→ RECORDS FOR THIS TASK
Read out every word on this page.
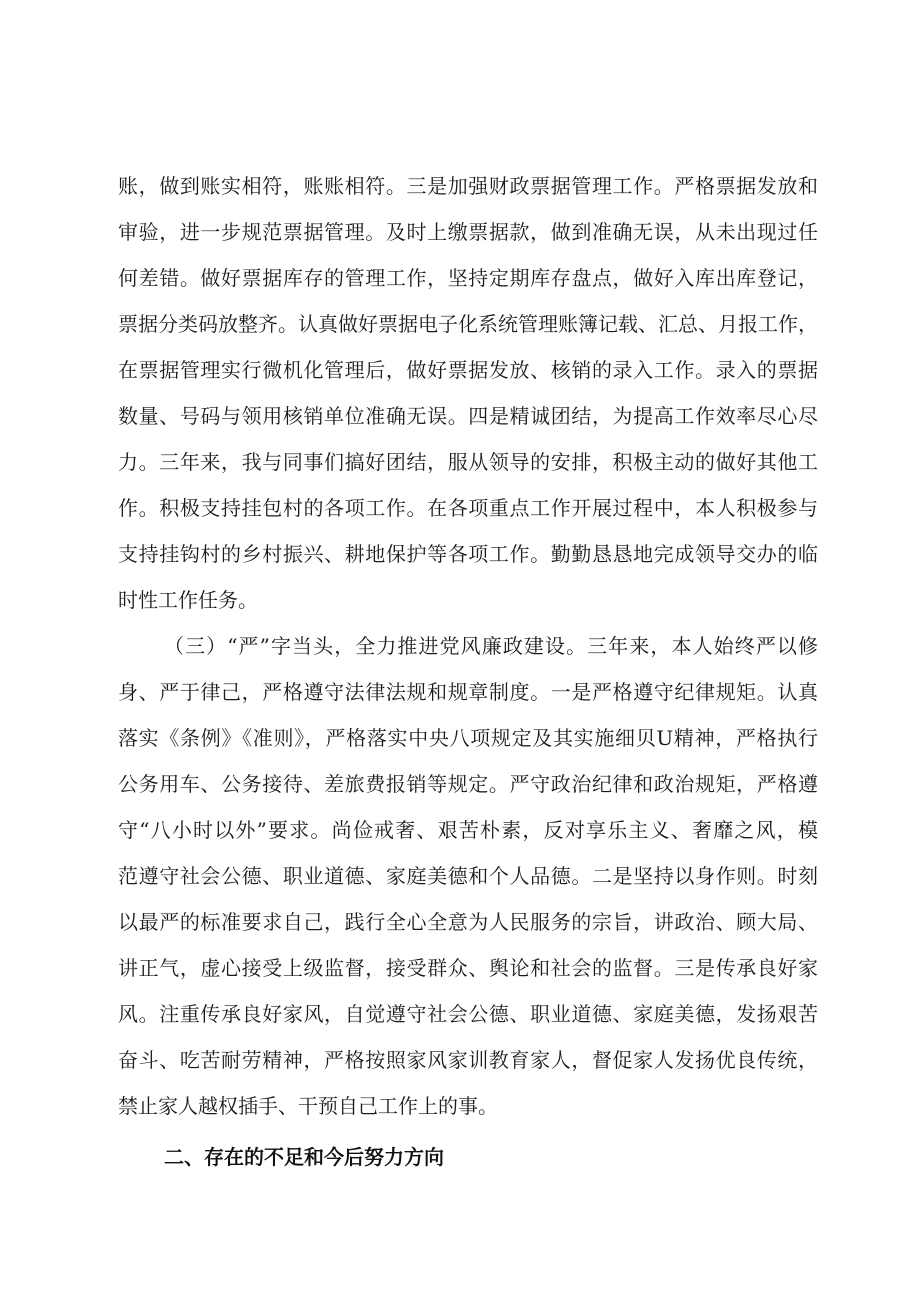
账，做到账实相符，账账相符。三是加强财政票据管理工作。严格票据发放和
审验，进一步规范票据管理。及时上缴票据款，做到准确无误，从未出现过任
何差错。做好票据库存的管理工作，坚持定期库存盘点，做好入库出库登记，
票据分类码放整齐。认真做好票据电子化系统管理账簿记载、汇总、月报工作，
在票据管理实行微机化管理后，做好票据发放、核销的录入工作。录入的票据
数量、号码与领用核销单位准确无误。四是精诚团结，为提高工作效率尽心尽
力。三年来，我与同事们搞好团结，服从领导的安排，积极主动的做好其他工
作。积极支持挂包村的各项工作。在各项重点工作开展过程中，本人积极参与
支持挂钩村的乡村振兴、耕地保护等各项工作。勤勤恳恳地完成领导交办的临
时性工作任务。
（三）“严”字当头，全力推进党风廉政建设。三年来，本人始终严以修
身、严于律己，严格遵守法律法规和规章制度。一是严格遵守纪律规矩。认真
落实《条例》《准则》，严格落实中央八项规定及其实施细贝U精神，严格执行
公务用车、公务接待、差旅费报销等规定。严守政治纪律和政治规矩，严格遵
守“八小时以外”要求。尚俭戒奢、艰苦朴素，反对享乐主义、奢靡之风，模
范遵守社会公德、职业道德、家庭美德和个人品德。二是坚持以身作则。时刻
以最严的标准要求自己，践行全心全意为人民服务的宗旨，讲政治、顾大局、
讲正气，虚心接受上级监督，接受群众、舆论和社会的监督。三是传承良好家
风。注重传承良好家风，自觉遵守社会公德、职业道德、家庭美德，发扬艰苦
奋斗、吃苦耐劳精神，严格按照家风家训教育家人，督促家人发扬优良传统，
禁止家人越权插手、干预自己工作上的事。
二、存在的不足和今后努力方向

* * *

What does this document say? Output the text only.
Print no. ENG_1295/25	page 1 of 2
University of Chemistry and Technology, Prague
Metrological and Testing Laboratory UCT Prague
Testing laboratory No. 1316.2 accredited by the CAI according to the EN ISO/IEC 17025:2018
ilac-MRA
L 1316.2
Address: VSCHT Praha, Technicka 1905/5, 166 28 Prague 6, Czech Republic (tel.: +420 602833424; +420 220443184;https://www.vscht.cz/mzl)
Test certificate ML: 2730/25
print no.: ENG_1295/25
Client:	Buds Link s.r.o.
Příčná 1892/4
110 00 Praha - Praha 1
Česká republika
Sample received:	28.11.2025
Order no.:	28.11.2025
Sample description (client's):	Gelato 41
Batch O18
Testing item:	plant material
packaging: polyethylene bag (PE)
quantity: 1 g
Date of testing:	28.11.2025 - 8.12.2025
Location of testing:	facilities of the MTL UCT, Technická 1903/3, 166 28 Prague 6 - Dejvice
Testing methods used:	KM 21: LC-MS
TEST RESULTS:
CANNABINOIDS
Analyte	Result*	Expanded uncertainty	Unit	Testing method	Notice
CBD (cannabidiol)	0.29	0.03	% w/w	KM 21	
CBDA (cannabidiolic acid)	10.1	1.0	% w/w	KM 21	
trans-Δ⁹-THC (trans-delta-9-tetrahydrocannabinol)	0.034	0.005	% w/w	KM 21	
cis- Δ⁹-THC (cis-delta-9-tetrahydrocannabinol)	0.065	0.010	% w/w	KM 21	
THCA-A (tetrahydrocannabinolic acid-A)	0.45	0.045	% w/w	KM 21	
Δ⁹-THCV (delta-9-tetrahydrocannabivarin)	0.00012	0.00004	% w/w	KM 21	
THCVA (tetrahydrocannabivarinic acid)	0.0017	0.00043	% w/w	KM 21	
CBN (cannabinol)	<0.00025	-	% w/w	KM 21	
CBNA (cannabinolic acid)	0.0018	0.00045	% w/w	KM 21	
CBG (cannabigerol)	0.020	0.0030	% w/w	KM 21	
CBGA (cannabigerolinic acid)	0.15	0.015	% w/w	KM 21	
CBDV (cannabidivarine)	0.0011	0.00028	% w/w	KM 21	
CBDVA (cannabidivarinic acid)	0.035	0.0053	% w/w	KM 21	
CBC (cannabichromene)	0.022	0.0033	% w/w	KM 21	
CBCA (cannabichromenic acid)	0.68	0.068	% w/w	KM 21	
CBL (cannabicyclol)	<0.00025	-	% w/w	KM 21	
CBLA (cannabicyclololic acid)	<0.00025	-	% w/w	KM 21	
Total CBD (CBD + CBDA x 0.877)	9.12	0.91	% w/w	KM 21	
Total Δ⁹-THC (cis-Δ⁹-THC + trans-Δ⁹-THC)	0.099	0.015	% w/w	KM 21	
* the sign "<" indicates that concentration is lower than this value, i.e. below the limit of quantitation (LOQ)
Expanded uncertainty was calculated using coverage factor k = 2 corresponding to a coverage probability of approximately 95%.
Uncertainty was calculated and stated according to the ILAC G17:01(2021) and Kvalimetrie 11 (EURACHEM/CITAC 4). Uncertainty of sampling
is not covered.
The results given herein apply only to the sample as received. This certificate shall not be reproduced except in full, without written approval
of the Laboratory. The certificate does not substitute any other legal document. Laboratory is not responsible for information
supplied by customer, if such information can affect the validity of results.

→ BRIEF
Copy out each line of the listing that holds "calculated".

→ OUTPUT BELOW
Expanded uncertainty was calculated using coverage factor k = 2 corresponding to a coverage probability of approximately 95%.
Uncertainty was calculated and stated according to the ILAC G17:01(2021) and Kvalimetrie 11 (EURACHEM/CITAC 4). Uncertainty of sampling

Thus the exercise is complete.